WORK TO BE COMPLETED.
Word for word, restate every line of the material.

+---+

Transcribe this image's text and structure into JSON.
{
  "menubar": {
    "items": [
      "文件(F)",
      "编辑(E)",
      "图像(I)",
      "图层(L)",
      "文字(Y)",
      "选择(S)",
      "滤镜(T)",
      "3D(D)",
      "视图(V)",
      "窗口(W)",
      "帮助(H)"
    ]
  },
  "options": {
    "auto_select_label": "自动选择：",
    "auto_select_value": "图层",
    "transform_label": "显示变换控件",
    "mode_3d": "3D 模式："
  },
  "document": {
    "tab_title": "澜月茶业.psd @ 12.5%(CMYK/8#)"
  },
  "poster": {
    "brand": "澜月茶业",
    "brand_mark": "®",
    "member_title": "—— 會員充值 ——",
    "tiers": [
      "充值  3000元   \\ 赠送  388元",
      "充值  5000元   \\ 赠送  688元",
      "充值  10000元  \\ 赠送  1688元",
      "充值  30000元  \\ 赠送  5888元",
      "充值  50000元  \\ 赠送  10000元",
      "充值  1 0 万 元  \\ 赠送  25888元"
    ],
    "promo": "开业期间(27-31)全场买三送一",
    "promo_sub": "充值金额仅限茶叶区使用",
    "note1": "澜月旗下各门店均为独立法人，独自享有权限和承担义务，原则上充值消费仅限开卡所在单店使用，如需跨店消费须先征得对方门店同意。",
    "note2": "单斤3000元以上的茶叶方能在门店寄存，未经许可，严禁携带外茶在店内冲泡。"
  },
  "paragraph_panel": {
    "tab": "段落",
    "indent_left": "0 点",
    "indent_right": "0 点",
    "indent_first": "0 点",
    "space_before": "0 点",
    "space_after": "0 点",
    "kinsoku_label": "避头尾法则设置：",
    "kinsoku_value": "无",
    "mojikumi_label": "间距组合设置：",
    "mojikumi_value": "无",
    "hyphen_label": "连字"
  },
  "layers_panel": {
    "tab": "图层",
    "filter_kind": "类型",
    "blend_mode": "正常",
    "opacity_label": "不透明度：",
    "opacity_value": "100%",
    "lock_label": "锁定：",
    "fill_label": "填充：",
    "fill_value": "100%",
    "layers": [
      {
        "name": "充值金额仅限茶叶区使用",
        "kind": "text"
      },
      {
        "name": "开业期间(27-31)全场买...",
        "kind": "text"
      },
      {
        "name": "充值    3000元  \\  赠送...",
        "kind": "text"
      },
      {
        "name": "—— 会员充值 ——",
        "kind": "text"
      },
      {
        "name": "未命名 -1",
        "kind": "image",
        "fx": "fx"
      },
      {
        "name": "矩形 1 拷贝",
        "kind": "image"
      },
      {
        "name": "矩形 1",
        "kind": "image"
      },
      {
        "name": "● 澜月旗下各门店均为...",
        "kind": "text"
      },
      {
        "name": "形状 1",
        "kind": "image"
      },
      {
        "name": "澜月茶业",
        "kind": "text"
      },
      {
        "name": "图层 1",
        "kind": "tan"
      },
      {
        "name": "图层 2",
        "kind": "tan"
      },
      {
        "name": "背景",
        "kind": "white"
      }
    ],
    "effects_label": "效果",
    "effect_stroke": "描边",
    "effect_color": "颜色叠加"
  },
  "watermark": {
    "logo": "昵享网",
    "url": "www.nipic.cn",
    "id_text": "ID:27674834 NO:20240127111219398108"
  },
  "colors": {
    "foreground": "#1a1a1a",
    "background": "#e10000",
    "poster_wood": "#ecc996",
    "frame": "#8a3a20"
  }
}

+---+

THE REPLY.
Transcribe this image's text and structure into JSON.
{
  "menubar": {
    "items": [
      "文件(F)",
      "编辑(E)",
      "图像(I)",
      "图层(L)",
      "文字(Y)",
      "选择(S)",
      "滤镜(T)",
      "3D(D)",
      "视图(V)",
      "窗口(W)",
      "帮助(H)"
    ]
  },
  "options": {
    "auto_select_label": "自动选择：",
    "auto_select_value": "图层",
    "transform_label": "显示变换控件",
    "mode_3d": "3D 模式："
  },
  "document": {
    "tab_title": "澜月茶业.psd @ 12.5%(CMYK/8#)"
  },
  "poster": {
    "brand": "澜月茶业",
    "brand_mark": "®",
    "member_title": "—— 會員充值 ——",
    "tiers": [
      "充值  3000元   \\ 赠送  388元",
      "充值  5000元   \\ 赠送  688元",
      "充值  10000元  \\ 赠送  1688元",
      "充值  30000元  \\ 赠送  5888元",
      "充值  50000元  \\ 赠送  10000元",
      "充值  1 0 万 元  \\ 赠送  25888元"
    ],
    "promo": "开业期间(27-31)全场买三送一",
    "promo_sub": "充值金额仅限茶叶区使用",
    "note1": "澜月旗下各门店均为独立法人，独自享有权限和承担义务，原则上充值消费仅限开卡所在单店使用，如需跨店消费须先征得对方门店同意。",
    "note2": "单斤3000元以上的茶叶方能在门店寄存，未经许可，严禁携带外茶在店内冲泡。"
  },
  "paragraph_panel": {
    "tab": "段落",
    "indent_left": "0 点",
    "indent_right": "0 点",
    "indent_first": "0 点",
    "space_before": "0 点",
    "space_after": "0 点",
    "kinsoku_label": "避头尾法则设置：",
    "kinsoku_value": "无",
    "mojikumi_label": "间距组合设置：",
    "mojikumi_value": "无",
    "hyphen_label": "连字"
  },
  "layers_panel": {
    "tab": "图层",
    "filter_kind": "类型",
    "blend_mode": "正常",
    "opacity_label": "不透明度：",
    "opacity_value": "100%",
    "lock_label": "锁定：",
    "fill_label": "填充：",
    "fill_value": "100%",
    "layers": [
      {
        "name": "充值金额仅限茶叶区使用",
        "kind": "text"
      },
      {
        "name": "开业期间(27-31)全场买...",
        "kind": "text"
      },
      {
        "name": "充值    3000元  \\  赠送...",
        "kind": "text"
      },
      {
        "name": "—— 会员充值 ——",
        "kind": "text"
      },
      {
        "name": "未命名 -1",
        "kind": "image",
        "fx": "fx"
      },
      {
        "name": "矩形 1 拷贝",
        "kind": "image"
      },
      {
        "name": "矩形 1",
        "kind": "image"
      },
      {
        "name": "● 澜月旗下各门店均为...",
        "kind": "text"
      },
      {
        "name": "形状 1",
        "kind": "image"
      },
      {
        "name": "澜月茶业",
        "kind": "text"
      },
      {
        "name": "图层 1",
        "kind": "tan"
      },
      {
        "name": "图层 2",
        "kind": "tan"
      },
      {
        "name": "背景",
        "kind": "white"
      }
    ],
    "effects_label": "效果",
    "effect_stroke": "描边",
    "effect_color": "颜色叠加"
  },
  "watermark": {
    "logo": "昵享网",
    "url": "www.nipic.cn",
    "id_text": "ID:27674834 NO:20240127111219398108"
  },
  "colors": {
    "foreground": "#1a1a1a",
    "background": "#e10000",
    "poster_wood": "#ecc996",
    "frame": "#8a3a20"
  }
}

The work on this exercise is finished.